▼▼▼
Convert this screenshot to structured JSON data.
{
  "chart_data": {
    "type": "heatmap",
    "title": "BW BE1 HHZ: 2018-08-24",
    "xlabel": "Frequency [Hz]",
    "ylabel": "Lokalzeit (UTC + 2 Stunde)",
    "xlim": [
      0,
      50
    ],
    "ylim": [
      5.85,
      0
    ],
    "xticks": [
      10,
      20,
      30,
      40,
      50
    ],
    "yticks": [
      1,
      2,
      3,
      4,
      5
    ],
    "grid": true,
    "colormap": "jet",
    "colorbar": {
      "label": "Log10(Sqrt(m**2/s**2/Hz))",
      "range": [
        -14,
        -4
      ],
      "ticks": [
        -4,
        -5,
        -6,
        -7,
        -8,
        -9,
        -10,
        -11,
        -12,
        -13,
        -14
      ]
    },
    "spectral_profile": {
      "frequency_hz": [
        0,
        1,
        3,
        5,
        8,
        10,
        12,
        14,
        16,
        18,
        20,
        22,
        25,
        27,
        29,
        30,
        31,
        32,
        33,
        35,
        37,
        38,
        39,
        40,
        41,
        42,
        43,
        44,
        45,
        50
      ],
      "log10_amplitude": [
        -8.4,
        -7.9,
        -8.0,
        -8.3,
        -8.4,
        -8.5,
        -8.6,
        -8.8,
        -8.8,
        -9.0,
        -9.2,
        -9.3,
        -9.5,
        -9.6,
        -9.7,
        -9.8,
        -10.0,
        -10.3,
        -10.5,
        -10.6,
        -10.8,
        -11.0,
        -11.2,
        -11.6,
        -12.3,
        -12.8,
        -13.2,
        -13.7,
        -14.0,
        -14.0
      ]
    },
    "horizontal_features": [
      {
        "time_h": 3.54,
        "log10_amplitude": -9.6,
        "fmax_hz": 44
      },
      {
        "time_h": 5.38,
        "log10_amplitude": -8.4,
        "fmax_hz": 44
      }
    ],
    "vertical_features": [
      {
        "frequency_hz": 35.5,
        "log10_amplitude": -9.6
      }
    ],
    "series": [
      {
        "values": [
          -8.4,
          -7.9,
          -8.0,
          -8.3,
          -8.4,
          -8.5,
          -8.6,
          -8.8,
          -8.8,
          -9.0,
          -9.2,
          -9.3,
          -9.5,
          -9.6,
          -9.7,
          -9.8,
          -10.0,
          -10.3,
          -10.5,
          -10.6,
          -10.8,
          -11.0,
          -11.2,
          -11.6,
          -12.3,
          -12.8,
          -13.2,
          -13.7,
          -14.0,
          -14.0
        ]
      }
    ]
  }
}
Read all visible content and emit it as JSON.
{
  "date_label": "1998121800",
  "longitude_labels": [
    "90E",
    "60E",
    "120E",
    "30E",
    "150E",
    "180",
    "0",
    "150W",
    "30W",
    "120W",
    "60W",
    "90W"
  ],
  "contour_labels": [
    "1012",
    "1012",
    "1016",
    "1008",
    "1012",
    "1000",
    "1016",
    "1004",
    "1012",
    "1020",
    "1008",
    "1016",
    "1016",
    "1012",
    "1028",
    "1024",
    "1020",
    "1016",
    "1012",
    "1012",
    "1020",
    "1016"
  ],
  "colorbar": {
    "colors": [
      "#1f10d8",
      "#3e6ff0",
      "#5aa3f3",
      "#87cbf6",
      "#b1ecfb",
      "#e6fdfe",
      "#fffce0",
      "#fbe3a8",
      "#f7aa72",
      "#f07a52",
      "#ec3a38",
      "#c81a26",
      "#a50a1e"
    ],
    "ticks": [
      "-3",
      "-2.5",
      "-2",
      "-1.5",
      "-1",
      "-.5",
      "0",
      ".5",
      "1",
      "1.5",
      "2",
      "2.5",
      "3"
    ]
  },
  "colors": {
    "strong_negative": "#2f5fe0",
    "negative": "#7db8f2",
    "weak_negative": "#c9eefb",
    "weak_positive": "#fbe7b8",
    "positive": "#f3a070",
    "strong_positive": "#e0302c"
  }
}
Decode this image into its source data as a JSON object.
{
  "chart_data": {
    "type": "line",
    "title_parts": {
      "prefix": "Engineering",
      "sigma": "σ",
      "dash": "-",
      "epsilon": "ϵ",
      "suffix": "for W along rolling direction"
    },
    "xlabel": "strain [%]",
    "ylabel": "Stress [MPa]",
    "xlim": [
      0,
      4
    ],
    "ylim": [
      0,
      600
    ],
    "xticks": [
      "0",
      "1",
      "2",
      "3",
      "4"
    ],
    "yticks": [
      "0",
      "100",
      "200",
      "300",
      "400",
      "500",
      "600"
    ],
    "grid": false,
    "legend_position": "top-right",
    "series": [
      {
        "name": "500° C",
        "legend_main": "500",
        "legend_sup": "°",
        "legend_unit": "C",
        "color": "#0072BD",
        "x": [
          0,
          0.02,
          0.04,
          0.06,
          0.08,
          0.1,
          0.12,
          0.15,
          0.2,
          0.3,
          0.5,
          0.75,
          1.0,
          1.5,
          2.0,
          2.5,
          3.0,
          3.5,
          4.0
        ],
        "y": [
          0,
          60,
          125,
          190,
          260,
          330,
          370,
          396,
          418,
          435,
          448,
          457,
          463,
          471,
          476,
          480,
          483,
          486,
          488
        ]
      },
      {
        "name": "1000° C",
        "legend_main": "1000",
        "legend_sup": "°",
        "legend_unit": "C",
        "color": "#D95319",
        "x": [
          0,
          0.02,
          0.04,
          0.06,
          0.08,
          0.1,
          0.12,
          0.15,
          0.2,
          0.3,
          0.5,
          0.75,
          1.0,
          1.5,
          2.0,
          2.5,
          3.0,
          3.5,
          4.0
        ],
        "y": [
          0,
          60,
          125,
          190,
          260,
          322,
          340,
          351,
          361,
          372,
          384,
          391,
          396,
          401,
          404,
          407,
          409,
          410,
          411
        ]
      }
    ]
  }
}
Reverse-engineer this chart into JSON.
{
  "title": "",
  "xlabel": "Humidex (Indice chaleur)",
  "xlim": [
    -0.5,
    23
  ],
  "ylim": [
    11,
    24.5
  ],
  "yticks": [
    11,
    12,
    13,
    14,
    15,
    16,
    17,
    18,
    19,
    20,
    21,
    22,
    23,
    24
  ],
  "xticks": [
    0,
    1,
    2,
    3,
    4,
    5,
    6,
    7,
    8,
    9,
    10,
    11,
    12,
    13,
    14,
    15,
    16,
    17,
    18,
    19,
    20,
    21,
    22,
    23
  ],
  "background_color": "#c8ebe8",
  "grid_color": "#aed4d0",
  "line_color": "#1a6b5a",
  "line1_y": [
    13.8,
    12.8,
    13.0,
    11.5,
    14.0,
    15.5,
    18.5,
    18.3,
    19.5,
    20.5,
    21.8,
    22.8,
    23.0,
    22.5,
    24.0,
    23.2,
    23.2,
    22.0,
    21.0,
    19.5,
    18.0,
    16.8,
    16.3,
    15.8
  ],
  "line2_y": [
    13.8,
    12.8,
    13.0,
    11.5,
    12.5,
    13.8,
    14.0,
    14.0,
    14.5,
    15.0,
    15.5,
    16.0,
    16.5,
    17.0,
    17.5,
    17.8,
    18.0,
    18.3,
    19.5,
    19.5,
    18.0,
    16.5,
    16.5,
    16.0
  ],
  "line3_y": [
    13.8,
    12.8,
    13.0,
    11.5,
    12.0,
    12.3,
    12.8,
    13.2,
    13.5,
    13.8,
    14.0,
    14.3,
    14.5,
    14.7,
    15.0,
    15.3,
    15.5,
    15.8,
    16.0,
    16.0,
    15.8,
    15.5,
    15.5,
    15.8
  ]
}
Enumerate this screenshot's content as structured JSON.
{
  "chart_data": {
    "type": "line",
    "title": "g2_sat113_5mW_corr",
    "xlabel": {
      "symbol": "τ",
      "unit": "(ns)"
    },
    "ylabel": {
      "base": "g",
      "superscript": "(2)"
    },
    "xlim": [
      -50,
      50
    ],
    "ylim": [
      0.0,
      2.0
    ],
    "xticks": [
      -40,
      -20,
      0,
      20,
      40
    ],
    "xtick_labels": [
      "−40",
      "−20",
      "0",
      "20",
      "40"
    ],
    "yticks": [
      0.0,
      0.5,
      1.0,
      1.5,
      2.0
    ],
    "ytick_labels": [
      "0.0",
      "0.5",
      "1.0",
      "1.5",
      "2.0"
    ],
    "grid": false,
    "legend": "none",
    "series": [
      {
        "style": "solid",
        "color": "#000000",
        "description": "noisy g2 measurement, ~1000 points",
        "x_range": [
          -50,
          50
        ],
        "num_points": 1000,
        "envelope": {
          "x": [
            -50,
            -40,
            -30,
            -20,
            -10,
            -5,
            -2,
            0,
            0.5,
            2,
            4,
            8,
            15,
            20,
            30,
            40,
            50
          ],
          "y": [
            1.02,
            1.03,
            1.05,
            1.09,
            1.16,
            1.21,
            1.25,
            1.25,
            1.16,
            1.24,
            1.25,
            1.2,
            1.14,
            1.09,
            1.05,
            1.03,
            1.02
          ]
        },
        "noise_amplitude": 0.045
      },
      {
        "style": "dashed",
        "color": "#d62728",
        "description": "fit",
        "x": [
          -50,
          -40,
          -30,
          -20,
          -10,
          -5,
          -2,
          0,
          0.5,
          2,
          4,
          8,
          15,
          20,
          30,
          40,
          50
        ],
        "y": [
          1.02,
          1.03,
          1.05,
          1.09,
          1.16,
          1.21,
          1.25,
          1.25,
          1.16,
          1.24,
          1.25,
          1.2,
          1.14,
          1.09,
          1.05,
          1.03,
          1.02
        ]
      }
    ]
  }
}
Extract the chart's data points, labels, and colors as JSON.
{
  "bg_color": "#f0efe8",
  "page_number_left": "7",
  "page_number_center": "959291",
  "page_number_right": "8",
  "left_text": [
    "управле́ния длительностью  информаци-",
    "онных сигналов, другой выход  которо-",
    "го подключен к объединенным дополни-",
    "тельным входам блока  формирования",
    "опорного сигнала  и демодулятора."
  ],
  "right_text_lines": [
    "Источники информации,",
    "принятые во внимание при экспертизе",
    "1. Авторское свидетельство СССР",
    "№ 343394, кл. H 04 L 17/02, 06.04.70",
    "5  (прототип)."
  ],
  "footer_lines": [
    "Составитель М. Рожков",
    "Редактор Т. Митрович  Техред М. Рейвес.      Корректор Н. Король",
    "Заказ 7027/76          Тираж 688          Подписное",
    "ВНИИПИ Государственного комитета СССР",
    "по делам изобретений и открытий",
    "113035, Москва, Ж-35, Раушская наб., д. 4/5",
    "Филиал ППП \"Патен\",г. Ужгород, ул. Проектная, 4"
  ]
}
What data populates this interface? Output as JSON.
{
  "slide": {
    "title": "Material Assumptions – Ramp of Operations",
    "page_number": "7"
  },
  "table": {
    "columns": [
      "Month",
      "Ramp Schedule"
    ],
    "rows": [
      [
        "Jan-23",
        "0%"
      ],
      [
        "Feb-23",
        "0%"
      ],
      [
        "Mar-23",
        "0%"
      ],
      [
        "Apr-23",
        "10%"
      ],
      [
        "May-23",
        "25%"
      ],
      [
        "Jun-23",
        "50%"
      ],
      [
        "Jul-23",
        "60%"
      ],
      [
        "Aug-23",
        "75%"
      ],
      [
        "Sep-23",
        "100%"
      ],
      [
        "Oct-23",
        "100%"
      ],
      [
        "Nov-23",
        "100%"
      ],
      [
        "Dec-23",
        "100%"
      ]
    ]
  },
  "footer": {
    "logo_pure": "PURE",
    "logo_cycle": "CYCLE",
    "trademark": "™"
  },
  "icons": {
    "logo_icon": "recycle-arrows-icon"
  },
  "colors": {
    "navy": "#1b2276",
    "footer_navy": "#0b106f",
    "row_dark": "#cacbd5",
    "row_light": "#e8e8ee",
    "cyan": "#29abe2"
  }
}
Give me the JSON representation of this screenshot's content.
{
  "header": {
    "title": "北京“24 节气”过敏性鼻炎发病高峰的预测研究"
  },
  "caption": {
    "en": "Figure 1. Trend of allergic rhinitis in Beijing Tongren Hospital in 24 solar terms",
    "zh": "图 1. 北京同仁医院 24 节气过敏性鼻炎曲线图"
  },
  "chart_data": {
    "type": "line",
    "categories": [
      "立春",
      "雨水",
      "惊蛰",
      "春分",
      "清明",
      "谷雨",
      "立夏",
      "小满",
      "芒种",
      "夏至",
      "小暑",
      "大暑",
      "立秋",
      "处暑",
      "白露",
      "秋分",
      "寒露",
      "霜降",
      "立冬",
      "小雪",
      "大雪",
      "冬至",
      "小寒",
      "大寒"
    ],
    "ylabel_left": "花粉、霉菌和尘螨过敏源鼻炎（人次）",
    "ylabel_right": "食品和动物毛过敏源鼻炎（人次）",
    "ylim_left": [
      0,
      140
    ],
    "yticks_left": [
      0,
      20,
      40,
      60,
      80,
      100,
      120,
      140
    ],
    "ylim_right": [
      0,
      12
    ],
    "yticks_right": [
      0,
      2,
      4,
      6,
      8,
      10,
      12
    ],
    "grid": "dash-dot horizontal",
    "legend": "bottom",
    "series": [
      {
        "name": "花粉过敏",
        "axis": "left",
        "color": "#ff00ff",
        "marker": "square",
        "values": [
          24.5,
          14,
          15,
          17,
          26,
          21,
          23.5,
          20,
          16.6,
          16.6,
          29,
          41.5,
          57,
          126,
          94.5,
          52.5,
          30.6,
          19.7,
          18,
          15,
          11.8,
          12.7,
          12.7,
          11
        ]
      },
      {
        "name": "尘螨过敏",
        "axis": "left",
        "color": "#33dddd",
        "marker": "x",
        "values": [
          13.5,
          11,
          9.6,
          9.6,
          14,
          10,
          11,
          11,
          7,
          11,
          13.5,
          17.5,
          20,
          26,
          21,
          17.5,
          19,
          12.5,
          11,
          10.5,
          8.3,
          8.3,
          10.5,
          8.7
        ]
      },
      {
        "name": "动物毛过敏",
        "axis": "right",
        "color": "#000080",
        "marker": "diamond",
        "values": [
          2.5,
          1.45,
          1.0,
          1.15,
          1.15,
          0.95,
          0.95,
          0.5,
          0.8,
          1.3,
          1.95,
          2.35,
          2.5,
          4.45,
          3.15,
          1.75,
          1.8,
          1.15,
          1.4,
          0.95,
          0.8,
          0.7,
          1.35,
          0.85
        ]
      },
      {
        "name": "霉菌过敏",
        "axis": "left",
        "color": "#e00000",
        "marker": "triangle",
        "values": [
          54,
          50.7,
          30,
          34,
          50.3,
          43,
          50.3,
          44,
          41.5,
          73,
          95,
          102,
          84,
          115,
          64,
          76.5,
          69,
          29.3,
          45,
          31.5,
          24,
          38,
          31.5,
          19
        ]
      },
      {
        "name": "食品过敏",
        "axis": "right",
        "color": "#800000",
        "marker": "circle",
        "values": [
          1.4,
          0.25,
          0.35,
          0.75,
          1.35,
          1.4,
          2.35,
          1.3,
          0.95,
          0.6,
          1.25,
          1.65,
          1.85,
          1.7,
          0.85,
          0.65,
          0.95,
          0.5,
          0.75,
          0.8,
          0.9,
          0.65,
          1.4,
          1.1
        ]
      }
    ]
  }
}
▲▲▲
TASK INSTRUCTIONS:
Locate all lines that include the word "structured" and copy them out.

RESULT OF THIS TASK:
Convert this screenshot to structured JSON data.
Enumerate this screenshot's content as structured JSON.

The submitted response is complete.